Task to complete:
Transcribe every entry word for word, but skip the images.

--- Material to process ---

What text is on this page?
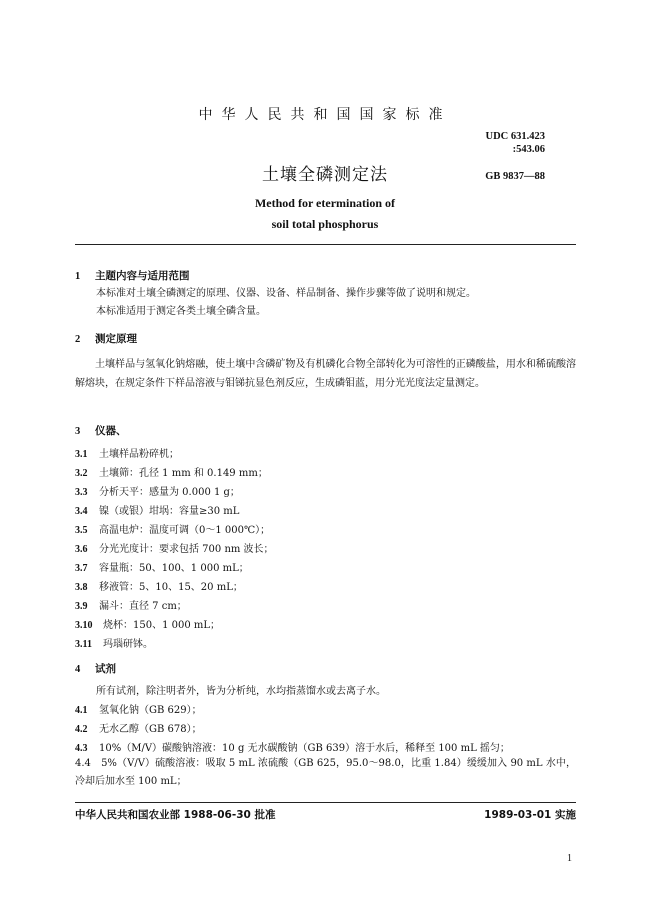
中华人民共和国国家标准
UDC 631.423
:543.06
土壤全磷测定法	GB 9837—88
Method for etermination of
soil total phosphorus
1 主题内容与适用范围
本标准对土壤全磷测定的原理、仪器、设备、样品制备、操作步骤等做了说明和规定。
本标准适用于测定各类土壤全磷含量。
2 测定原理
土壤样品与氢氧化钠熔融，使土壤中含磷矿物及有机磷化合物全部转化为可溶性的正磷酸盐，用水和稀硫酸溶解熔块，在规定条件下样品溶液与钼锑抗显色剂反应，生成磷钼蓝，用分光光度法定量测定。
3 仪器、
3.1 土壤样品粉碎机；
3.2 土壤筛：孔径 1 mm 和 0.149 mm；
3.3 分析天平：感量为 0.000 1 g；
3.4 镍（或银）坩埚：容量≥30 mL
3.5 高温电炉：温度可调（0～1 000℃）；
3.6 分光光度计：要求包括 700 nm 波长；
3.7 容量瓶：50、100、1 000 mL；
3.8 移液管：5、10、15、20 mL；
3.9 漏斗：直径 7 cm；
3.10 烧杯：150、1 000 mL；
3.11 玛瑙研钵。
4 试剂
所有试剂，除注明者外，皆为分析纯，水均指蒸馏水或去离子水。
4.1 氢氧化钠（GB 629）；
4.2 无水乙醇（GB 678）；
4.3 10%（M/V）碳酸钠溶液：10 g 无水碳酸钠（GB 639）溶于水后，稀释至 100 mL 摇匀；
4.4　5%（V/V）硫酸溶液：吸取 5 mL 浓硫酸（GB 625，95.0～98.0，比重 1.84）缓缓加入 90 mL 水中，冷却后加水至 100 mL；
中华人民共和国农业部 1988-06-30 批准	1989-03-01 实施
1
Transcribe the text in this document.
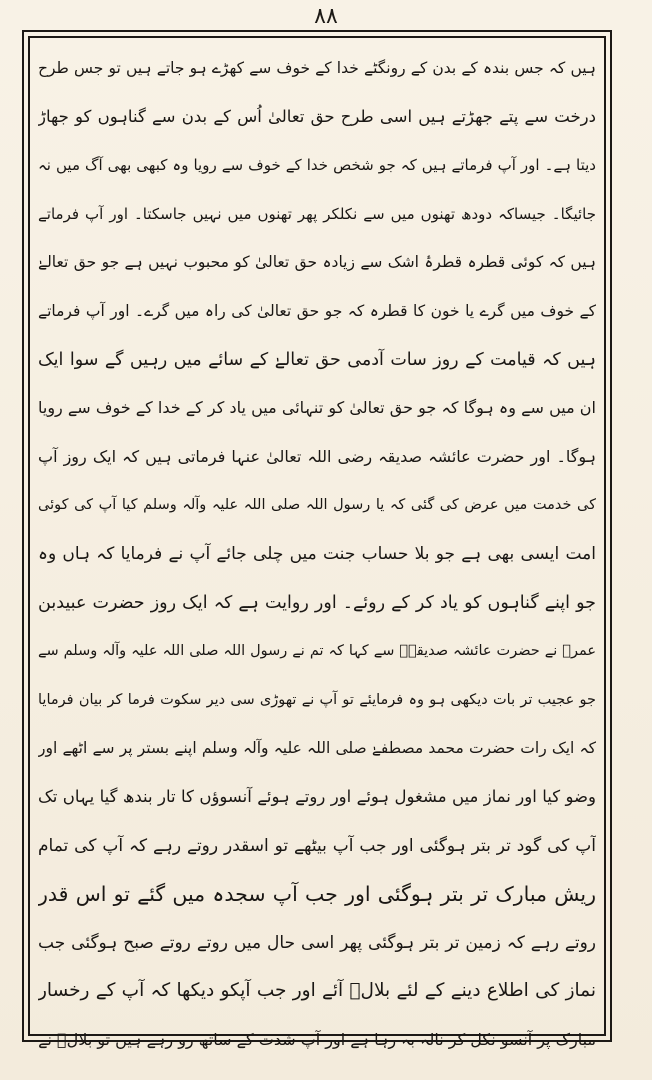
۸۸
ہیں کہ جس بندہ کے بدن کے رونگٹے خدا کے خوف سے کھڑے ہو جاتے ہیں تو جس طرح
درخت سے پتے جھڑتے ہیں اسی طرح حق تعالیٰ اُس کے بدن سے گناہوں کو جھاڑ
دیتا ہے۔ اور آپ فرماتے ہیں کہ جو شخص خدا کے خوف سے رویا وہ کبھی بھی آگ میں نہ
جائیگا۔ جیساکہ دودھ تھنوں میں سے نکلکر پھر تھنوں میں نہیں جاسکتا۔ اور آپ فرماتے
ہیں کہ کوئی قطرہ قطرۂ اشک سے زیادہ حق تعالیٰ کو محبوب نہیں ہے جو حق تعالےٰ
کے خوف میں گرے یا خون کا قطرہ کہ جو حق تعالیٰ کی راہ میں گرے۔ اور آپ فرماتے
ہیں کہ قیامت کے روز سات آدمی حق تعالےٰ کے سائے میں رہیں گے سوا ایک
ان میں سے وہ ہوگا کہ جو حق تعالیٰ کو تنہائی میں یاد کر کے خدا کے خوف سے رویا
ہوگا۔ اور حضرت عائشہ صدیقہ رضی اللہ تعالیٰ عنہا فرماتی ہیں کہ ایک روز آپ
کی خدمت میں عرض کی گئی کہ یا رسول اللہ صلی اللہ علیہ وآلہ وسلم کیا آپ کی کوئی
امت ایسی بھی ہے جو بلا حساب جنت میں چلی جائے آپ نے فرمایا کہ ہاں وہ
جو اپنے گناہوں کو یاد کر کے روئے۔ اور روایت ہے کہ ایک روز حضرت عبیدبن
عمرؓ نے حضرت عائشہ صدیقہؓ سے کہا کہ تم نے رسول اللہ صلی اللہ علیہ وآلہ وسلم سے
جو عجیب تر بات دیکھی ہو وہ فرمایئے تو آپ نے تھوڑی سی دیر سکوت فرما کر بیان فرمایا
کہ ایک رات حضرت محمد مصطفےٰ صلی اللہ علیہ وآلہ وسلم اپنے بستر پر سے اٹھے اور
وضو کیا اور نماز میں مشغول ہوئے اور روتے ہوئے آنسوؤں کا تار بندھ گیا یہاں تک
آپ کی گود تر بتر ہوگئی اور جب آپ بیٹھے تو اسقدر روتے رہے کہ آپ کی تمام
ریش مبارک تر بتر ہوگئی اور جب آپ سجدہ میں گئے تو اس قدر
روتے رہے کہ زمین تر بتر ہوگئی پھر اسی حال میں روتے روتے صبح ہوگئی جب
نماز کی اطلاع دینے کے لئے بلالؓ آئے اور جب آپکو دیکھا کہ آپ کے رخسار
مبارک پر آنسو نکل کر نالہ بہ رہا ہے اور آپ شدت کے ساتھ رو رہے ہیں تو بلالؓ نے
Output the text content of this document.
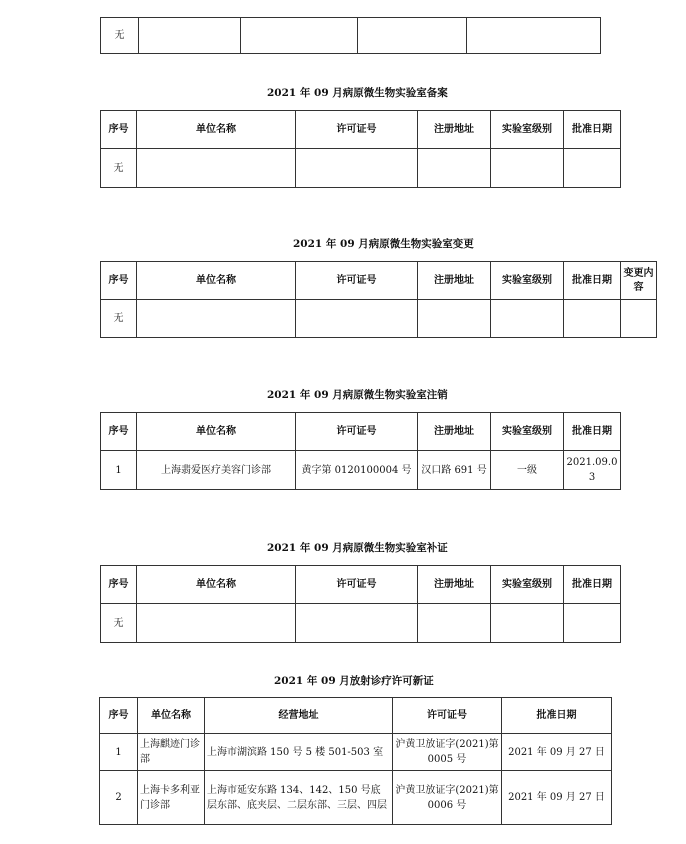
无				
2021 年 09 月病原微生物实验室备案
序号	单位名称	许可证号	注册地址	实验室级别	批准日期
无					
2021 年 09 月病原微生物实验室变更
序号	单位名称	许可证号	注册地址	实验室级别	批准日期	变更内容
无						
2021 年 09 月病原微生物实验室注销
序号	单位名称	许可证号	注册地址	实验室级别	批准日期
1	上海翡爱医疗美容门诊部	黄字第 0120100004 号	汉口路 691 号	一级	2021.09.03
2021 年 09 月病原微生物实验室补证
序号	单位名称	许可证号	注册地址	实验室级别	批准日期
无					
2021 年 09 月放射诊疗许可新证
序号	单位名称	经营地址	许可证号	批准日期
1	上海麒迹门诊部	上海市湖滨路 150 号 5 楼 501-503 室	沪黄卫放证字(2021)第 0005 号	2021 年 09 月 27 日
2	上海卡多利亚门诊部	上海市延安东路 134、142、150 号底层东部、底夹层、二层东部、三层、四层	沪黄卫放证字(2021)第 0006 号	2021 年 09 月 27 日
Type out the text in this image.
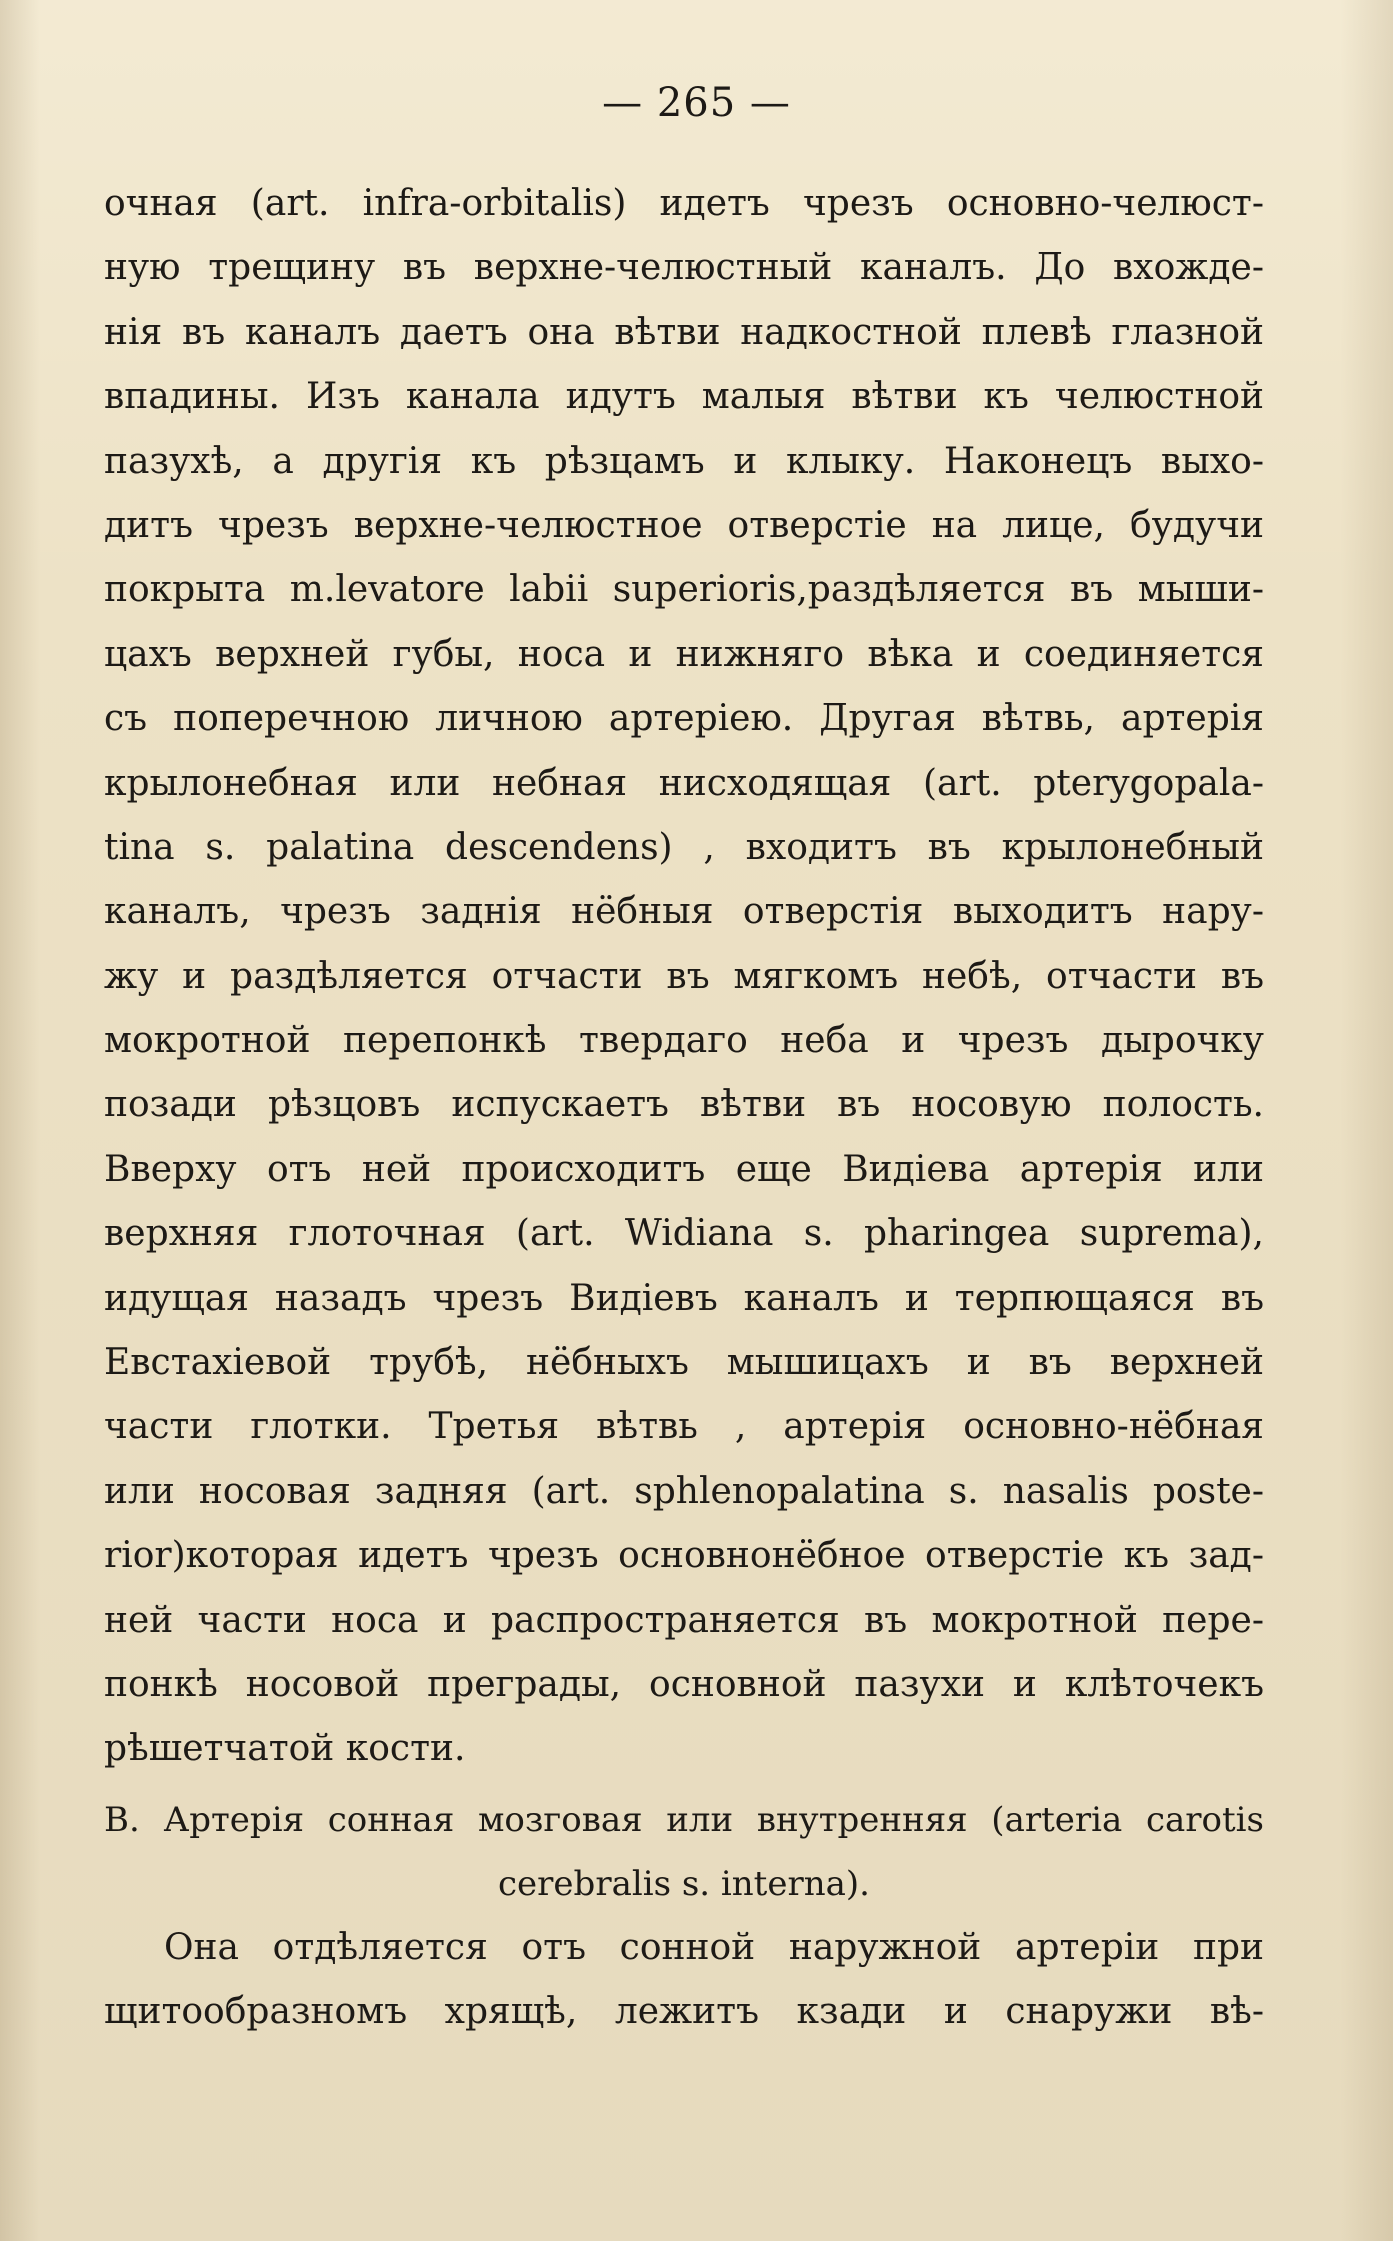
— 265 —
очная (art. infra-orbitalis) идетъ чрезъ основно-челюст-
ную трещину въ верхне-челюстный каналъ. До вхожде-
нія въ каналъ даетъ она вѣтви надкостной плевѣ глазной
впадины. Изъ канала идутъ малыя вѣтви къ челюстной
пазухѣ, а другія къ рѣзцамъ и клыку. Наконецъ выхо-
дитъ чрезъ верхне-челюстное отверстіе на лице, будучи
покрыта m.levatore labii superioris,раздѣляется въ мыши-
цахъ верхней губы, носа и нижняго вѣка и соединяется
съ поперечною личною артеріею. Другая вѣтвь, артерія
крылонебная или небная нисходящая (art. pterygopala-
tina s. palatina descendens) , входитъ въ крылонебный
каналъ, чрезъ заднія нёбныя отверстія выходитъ нару-
жу и раздѣляется отчасти въ мягкомъ небѣ, отчасти въ
мокротной перепонкѣ твердаго неба и чрезъ дырочку
позади рѣзцовъ испускаетъ вѣтви въ носовую полость.
Вверху отъ ней происходитъ еще Видіева артерія или
верхняя глоточная (art. Widiana s. pharingea suprema),
идущая назадъ чрезъ Видіевъ каналъ и терпющаяся въ
Евстахіевой трубѣ, нёбныхъ мышицахъ и въ верхней
части глотки. Третья вѣтвь , артерія основно-нёбная
или носовая задняя (art. sphlenopalatina s. nasalis poste-
rior)которая идетъ чрезъ основнонёбное отверстіе къ зад-
ней части носа и распространяется въ мокротной пере-
понкѣ носовой преграды, основной пазухи и клѣточекъ
рѣшетчатой кости.
В. Артерія сонная мозговая или внутренняя (arteria carotis
cerebralis s. interna).
Она отдѣляется отъ сонной наружной артеріи при
щитообразномъ хрящѣ, лежитъ кзади и снаружи вѣ-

---

Final result:
What text is on this page?
中华人民共和国国家标准
UDC 631.423
:543.06
土壤全磷测定法	GB 9837—88
Method for etermination of
soil total phosphorus
1 主题内容与适用范围
本标准对土壤全磷测定的原理、仪器、设备、样品制备、操作步骤等做了说明和规定。
本标准适用于测定各类土壤全磷含量。
2 测定原理
土壤样品与氢氧化钠熔融，使土壤中含磷矿物及有机磷化合物全部转化为可溶性的正磷酸盐，用水和稀硫酸溶解熔块，在规定条件下样品溶液与钼锑抗显色剂反应，生成磷钼蓝，用分光光度法定量测定。
3 仪器、
3.1 土壤样品粉碎机；
3.2 土壤筛：孔径 1 mm 和 0.149 mm；
3.3 分析天平：感量为 0.000 1 g；
3.4 镍（或银）坩埚：容量≥30 mL
3.5 高温电炉：温度可调（0～1 000℃）；
3.6 分光光度计：要求包括 700 nm 波长；
3.7 容量瓶：50、100、1 000 mL；
3.8 移液管：5、10、15、20 mL；
3.9 漏斗：直径 7 cm；
3.10 烧杯：150、1 000 mL；
3.11 玛瑙研钵。
4 试剂
所有试剂，除注明者外，皆为分析纯，水均指蒸馏水或去离子水。
4.1 氢氧化钠（GB 629）；
4.2 无水乙醇（GB 678）；
4.3 10%（M/V）碳酸钠溶液：10 g 无水碳酸钠（GB 639）溶于水后，稀释至 100 mL 摇匀；
4.4　5%（V/V）硫酸溶液：吸取 5 mL 浓硫酸（GB 625，95.0～98.0，比重 1.84）缓缓加入 90 mL 水中，冷却后加水至 100 mL；
中华人民共和国农业部 1988-06-30 批准	1989-03-01 实施
1
Transcribe the text in this document.
۸۸
ہیں کہ جس بندہ کے بدن کے رونگٹے خدا کے خوف سے کھڑے ہو جاتے ہیں تو جس طرح
درخت سے پتے جھڑتے ہیں اسی طرح حق تعالیٰ اُس کے بدن سے گناہوں کو جھاڑ
دیتا ہے۔ اور آپ فرماتے ہیں کہ جو شخص خدا کے خوف سے رویا وہ کبھی بھی آگ میں نہ
جائیگا۔ جیساکہ دودھ تھنوں میں سے نکلکر پھر تھنوں میں نہیں جاسکتا۔ اور آپ فرماتے
ہیں کہ کوئی قطرہ قطرۂ اشک سے زیادہ حق تعالیٰ کو محبوب نہیں ہے جو حق تعالےٰ
کے خوف میں گرے یا خون کا قطرہ کہ جو حق تعالیٰ کی راہ میں گرے۔ اور آپ فرماتے
ہیں کہ قیامت کے روز سات آدمی حق تعالےٰ کے سائے میں رہیں گے سوا ایک
ان میں سے وہ ہوگا کہ جو حق تعالیٰ کو تنہائی میں یاد کر کے خدا کے خوف سے رویا
ہوگا۔ اور حضرت عائشہ صدیقہ رضی اللہ تعالیٰ عنہا فرماتی ہیں کہ ایک روز آپ
کی خدمت میں عرض کی گئی کہ یا رسول اللہ صلی اللہ علیہ وآلہ وسلم کیا آپ کی کوئی
امت ایسی بھی ہے جو بلا حساب جنت میں چلی جائے آپ نے فرمایا کہ ہاں وہ
جو اپنے گناہوں کو یاد کر کے روئے۔ اور روایت ہے کہ ایک روز حضرت عبیدبن
عمرؓ نے حضرت عائشہ صدیقہؓ سے کہا کہ تم نے رسول اللہ صلی اللہ علیہ وآلہ وسلم سے
جو عجیب تر بات دیکھی ہو وہ فرمایئے تو آپ نے تھوڑی سی دیر سکوت فرما کر بیان فرمایا
کہ ایک رات حضرت محمد مصطفےٰ صلی اللہ علیہ وآلہ وسلم اپنے بستر پر سے اٹھے اور
وضو کیا اور نماز میں مشغول ہوئے اور روتے ہوئے آنسوؤں کا تار بندھ گیا یہاں تک
آپ کی گود تر بتر ہوگئی اور جب آپ بیٹھے تو اسقدر روتے رہے کہ آپ کی تمام
ریش مبارک تر بتر ہوگئی اور جب آپ سجدہ میں گئے تو اس قدر
روتے رہے کہ زمین تر بتر ہوگئی پھر اسی حال میں روتے روتے صبح ہوگئی جب
نماز کی اطلاع دینے کے لئے بلالؓ آئے اور جب آپکو دیکھا کہ آپ کے رخسار
مبارک پر آنسو نکل کر نالہ بہ رہا ہے اور آپ شدت کے ساتھ رو رہے ہیں تو بلالؓ نے
Output the text content of this document.
无				
2021 年 09 月病原微生物实验室备案
序号	单位名称	许可证号	注册地址	实验室级别	批准日期
无					
2021 年 09 月病原微生物实验室变更
序号	单位名称	许可证号	注册地址	实验室级别	批准日期	变更内容
无						
2021 年 09 月病原微生物实验室注销
序号	单位名称	许可证号	注册地址	实验室级别	批准日期
1	上海翡爱医疗美容门诊部	黄字第 0120100004 号	汉口路 691 号	一级	2021.09.03
2021 年 09 月病原微生物实验室补证
序号	单位名称	许可证号	注册地址	实验室级别	批准日期
无					
2021 年 09 月放射诊疗许可新证
序号	单位名称	经营地址	许可证号	批准日期
1	上海麒迹门诊部	上海市湖滨路 150 号 5 楼 501-503 室	沪黄卫放证字(2021)第 0005 号	2021 年 09 月 27 日
2	上海卡多利亚门诊部	上海市延安东路 134、142、150 号底层东部、底夹层、二层东部、三层、四层	沪黄卫放证字(2021)第 0006 号	2021 年 09 月 27 日
Type out the text in this image.
— 265 —
очная (art. infra-orbitalis) идетъ чрезъ основно-челюст-
ную трещину въ верхне-челюстный каналъ. До вхожде-
нія въ каналъ даетъ она вѣтви надкостной плевѣ глазной
впадины. Изъ канала идутъ малыя вѣтви къ челюстной
пазухѣ, а другія къ рѣзцамъ и клыку. Наконецъ выхо-
дитъ чрезъ верхне-челюстное отверстіе на лице, будучи
покрыта m.levatore labii superioris,раздѣляется въ мыши-
цахъ верхней губы, носа и нижняго вѣка и соединяется
съ поперечною личною артеріею. Другая вѣтвь, артерія
крылонебная или небная нисходящая (art. pterygopala-
tina s. palatina descendens) , входитъ въ крылонебный
каналъ, чрезъ заднія нёбныя отверстія выходитъ нару-
жу и раздѣляется отчасти въ мягкомъ небѣ, отчасти въ
мокротной перепонкѣ твердаго неба и чрезъ дырочку
позади рѣзцовъ испускаетъ вѣтви въ носовую полость.
Вверху отъ ней происходитъ еще Видіева артерія или
верхняя глоточная (art. Widiana s. pharingea suprema),
идущая назадъ чрезъ Видіевъ каналъ и терпющаяся въ
Евстахіевой трубѣ, нёбныхъ мышицахъ и въ верхней
части глотки. Третья вѣтвь , артерія основно-нёбная
или носовая задняя (art. sphlenopalatina s. nasalis poste-
rior)которая идетъ чрезъ основнонёбное отверстіе къ зад-
ней части носа и распространяется въ мокротной пере-
понкѣ носовой преграды, основной пазухи и клѣточекъ
рѣшетчатой кости.
В. Артерія сонная мозговая или внутренняя (arteria carotis
cerebralis s. interna).
Она отдѣляется отъ сонной наружной артеріи при
щитообразномъ хрящѣ, лежитъ кзади и снаружи вѣ-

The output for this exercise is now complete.